• **TEKS BACAAN**
------------------------------------------------

FYI.

This story is over 5 years old.

prison

Tren Warga Korsel Sengaja Masuk Penjara Palsu Buat Kabur Dari Rutinitas Sehari-hari

Lelah kerja? Mending masuk penjara saja. Layanan di Korsel ini menarik juga ya...
Gavin Butler
Melbourne, AU
Perempuan di Korsel duduk dalam penjara
Foto via YouTube/BBC Reel

 

Ribuan orang Korea Selatan memanfaatkan penjara sebagai pelarian. Sejak 2013, lebih dari 2.000 orang memasukkan dirinya sendiri ke rumah tahanan Prison Inside Me di timur laut Hongcheon. Prison Inside Me sebenarnya bukan penjara, melainkan tempat penginapan yang mirip seperti penjara sungguhan.

Para “narapidana” yang ada di Prison Inside Me mengenakan seragam biru. Ponsel mereka disita selama ditahan. Menurut Reuters, mereka hanya diberikan matras yoga, perlengkapan minum teh, pulpen dan buku tulis. Napi juga dilarang berbicara dengan tahanan lain. Makanan yang disediakan pun sangat sederhana, termasuk bubur untuk sarapan dan ubi kukus untuk makan malam.

Iklan

Korea Selatan dikenal memiliki budaya gila kerja. Para napi yang ditahan di Prison Inside Me datang atas kemauannya sendiri. Sebagian besar pengunjungnya adalah karyawan dan pelajar yang ingin beristirahat dari kesibukan sehari-harinya yang amat melelahkan. Fasilitas penjara ini dianggap mampu menyelamatkan banyak nyawa apabila kita melihat durasi kerja yang panjang dan tingkat bunuh diri yang tinggi di Negeri Ginseng.

------------------------------------------------

• **BAHAN**
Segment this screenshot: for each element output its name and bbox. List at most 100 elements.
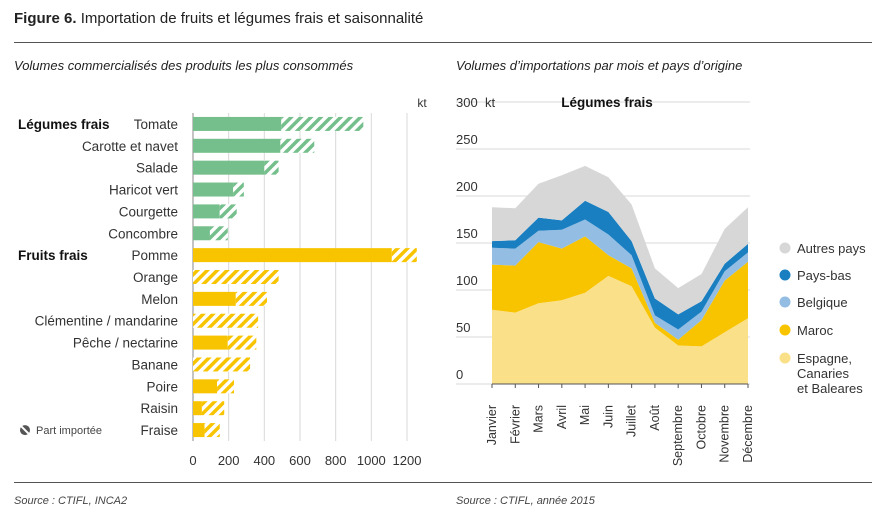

------------------------------------------------

• **KERJAKAN INI**
Salin tanpa diubah bagian teks bacaan di atas yang dimulai dengan "Ribuan orang Korea" dan berlanjut sampai "seperti penjara sungguhan.".

• **JAWABAN**
Ribuan orang Korea Selatan memanfaatkan penjara sebagai pelarian. Sejak 2013, lebih dari 2.000 orang memasukkan dirinya sendiri ke rumah tahanan Prison Inside Me di timur laut Hongcheon. Prison Inside Me sebenarnya bukan penjara, melainkan tempat penginapan yang mirip seperti penjara sungguhan.